Items from a figure collection
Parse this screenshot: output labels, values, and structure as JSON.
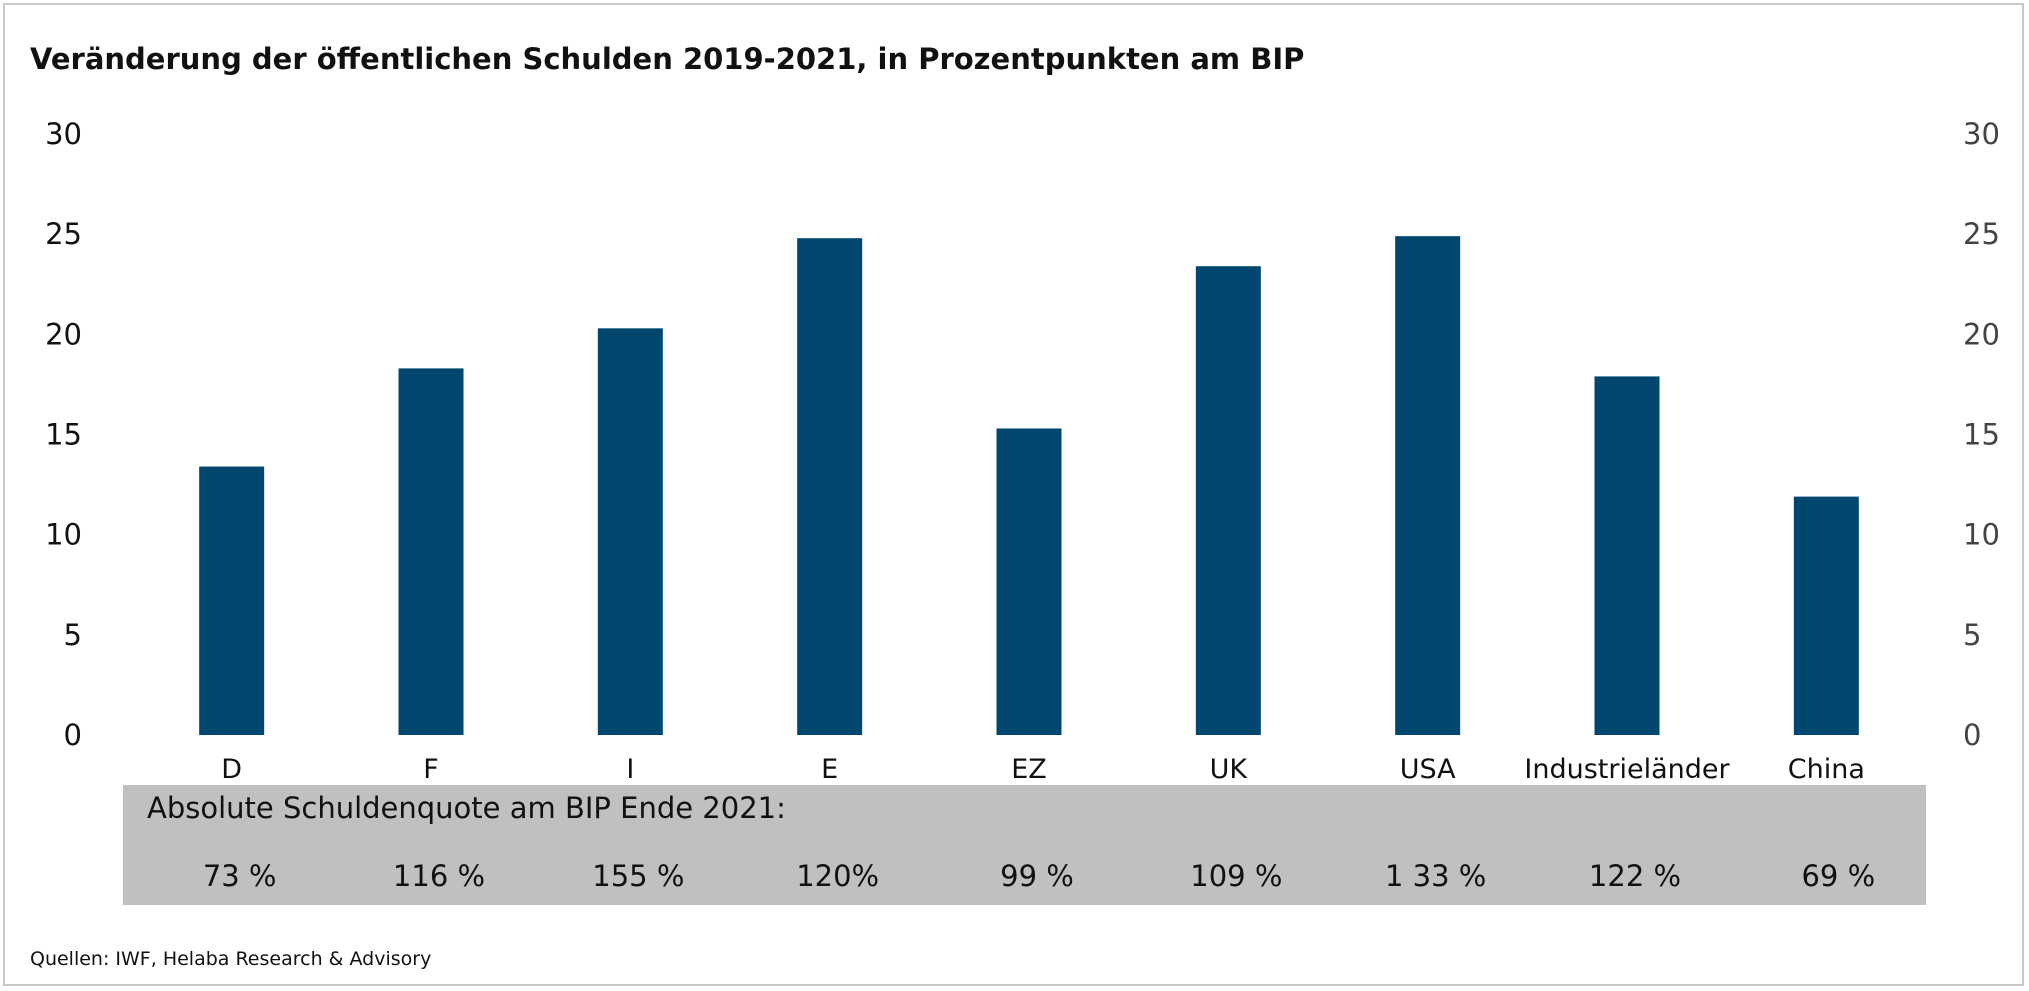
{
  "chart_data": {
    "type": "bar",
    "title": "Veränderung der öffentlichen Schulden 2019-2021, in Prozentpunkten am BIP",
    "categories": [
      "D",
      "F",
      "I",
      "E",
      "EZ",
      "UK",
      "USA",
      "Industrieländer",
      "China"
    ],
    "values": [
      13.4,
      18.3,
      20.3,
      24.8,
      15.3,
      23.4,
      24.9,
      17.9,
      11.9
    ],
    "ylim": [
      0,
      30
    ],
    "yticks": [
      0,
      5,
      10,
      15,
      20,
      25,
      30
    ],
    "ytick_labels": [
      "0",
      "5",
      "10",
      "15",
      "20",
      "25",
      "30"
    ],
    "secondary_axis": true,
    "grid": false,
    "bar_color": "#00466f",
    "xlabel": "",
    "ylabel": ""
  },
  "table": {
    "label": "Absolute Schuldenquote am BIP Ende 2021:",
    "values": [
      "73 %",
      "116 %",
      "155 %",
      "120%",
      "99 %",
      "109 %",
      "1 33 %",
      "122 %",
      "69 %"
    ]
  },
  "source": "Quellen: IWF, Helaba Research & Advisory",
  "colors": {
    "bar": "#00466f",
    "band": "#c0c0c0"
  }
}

Problem statement: Without the pictures, repeat the listing above exactly.

Reply:
Parse this screenshot: output labels, values, and structure as JSON.
{
  "chart_data": {
    "type": "bar",
    "title": "Veränderung der öffentlichen Schulden 2019-2021, in Prozentpunkten am BIP",
    "categories": [
      "D",
      "F",
      "I",
      "E",
      "EZ",
      "UK",
      "USA",
      "Industrieländer",
      "China"
    ],
    "values": [
      13.4,
      18.3,
      20.3,
      24.8,
      15.3,
      23.4,
      24.9,
      17.9,
      11.9
    ],
    "ylim": [
      0,
      30
    ],
    "yticks": [
      0,
      5,
      10,
      15,
      20,
      25,
      30
    ],
    "ytick_labels": [
      "0",
      "5",
      "10",
      "15",
      "20",
      "25",
      "30"
    ],
    "secondary_axis": true,
    "grid": false,
    "bar_color": "#00466f",
    "xlabel": "",
    "ylabel": ""
  },
  "table": {
    "label": "Absolute Schuldenquote am BIP Ende 2021:",
    "values": [
      "73 %",
      "116 %",
      "155 %",
      "120%",
      "99 %",
      "109 %",
      "1 33 %",
      "122 %",
      "69 %"
    ]
  },
  "source": "Quellen: IWF, Helaba Research & Advisory",
  "colors": {
    "bar": "#00466f",
    "band": "#c0c0c0"
  }
}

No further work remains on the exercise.